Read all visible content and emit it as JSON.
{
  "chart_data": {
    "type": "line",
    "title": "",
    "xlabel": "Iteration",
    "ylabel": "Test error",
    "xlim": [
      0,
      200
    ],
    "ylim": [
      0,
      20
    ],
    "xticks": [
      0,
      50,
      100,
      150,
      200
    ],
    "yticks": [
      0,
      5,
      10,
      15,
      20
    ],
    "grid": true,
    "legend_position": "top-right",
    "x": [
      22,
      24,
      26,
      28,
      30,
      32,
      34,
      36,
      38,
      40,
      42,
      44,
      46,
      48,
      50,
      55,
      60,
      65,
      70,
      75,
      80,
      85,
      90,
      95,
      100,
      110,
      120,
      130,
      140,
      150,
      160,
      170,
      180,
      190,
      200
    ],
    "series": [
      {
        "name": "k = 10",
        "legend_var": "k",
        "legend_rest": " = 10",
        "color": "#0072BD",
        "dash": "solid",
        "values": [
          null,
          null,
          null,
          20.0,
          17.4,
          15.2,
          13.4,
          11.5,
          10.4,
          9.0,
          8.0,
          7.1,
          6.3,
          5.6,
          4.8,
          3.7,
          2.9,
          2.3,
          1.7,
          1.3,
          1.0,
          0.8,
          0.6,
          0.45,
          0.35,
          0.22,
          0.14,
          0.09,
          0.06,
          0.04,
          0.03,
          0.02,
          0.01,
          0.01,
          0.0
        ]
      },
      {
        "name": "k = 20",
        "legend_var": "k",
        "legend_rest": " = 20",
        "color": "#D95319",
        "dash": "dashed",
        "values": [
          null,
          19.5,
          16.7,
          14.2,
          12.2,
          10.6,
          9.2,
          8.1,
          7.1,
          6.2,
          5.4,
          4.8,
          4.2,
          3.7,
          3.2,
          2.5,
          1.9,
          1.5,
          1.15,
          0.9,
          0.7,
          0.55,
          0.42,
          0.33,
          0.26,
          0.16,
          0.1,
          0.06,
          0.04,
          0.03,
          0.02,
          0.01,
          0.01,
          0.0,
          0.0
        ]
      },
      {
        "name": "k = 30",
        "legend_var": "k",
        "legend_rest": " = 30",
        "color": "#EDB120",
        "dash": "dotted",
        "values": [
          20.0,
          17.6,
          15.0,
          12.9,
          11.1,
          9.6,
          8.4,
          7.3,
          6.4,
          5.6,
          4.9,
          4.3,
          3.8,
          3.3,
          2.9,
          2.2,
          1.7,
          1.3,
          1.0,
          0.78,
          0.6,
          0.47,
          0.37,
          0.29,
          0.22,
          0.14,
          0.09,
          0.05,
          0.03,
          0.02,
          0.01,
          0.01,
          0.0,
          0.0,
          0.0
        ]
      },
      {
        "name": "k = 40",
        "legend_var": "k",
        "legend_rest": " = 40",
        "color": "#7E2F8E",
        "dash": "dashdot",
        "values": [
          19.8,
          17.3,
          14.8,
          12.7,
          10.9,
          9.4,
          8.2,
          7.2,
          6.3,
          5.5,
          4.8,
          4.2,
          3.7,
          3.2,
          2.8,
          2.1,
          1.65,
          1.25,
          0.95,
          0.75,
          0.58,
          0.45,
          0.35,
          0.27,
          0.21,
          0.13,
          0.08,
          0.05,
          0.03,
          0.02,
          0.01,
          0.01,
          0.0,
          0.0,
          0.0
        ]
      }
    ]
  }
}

• THE EXERCISE:
State only the count of lines above that hold the string "color".

• CORRECT OUTPUT:
4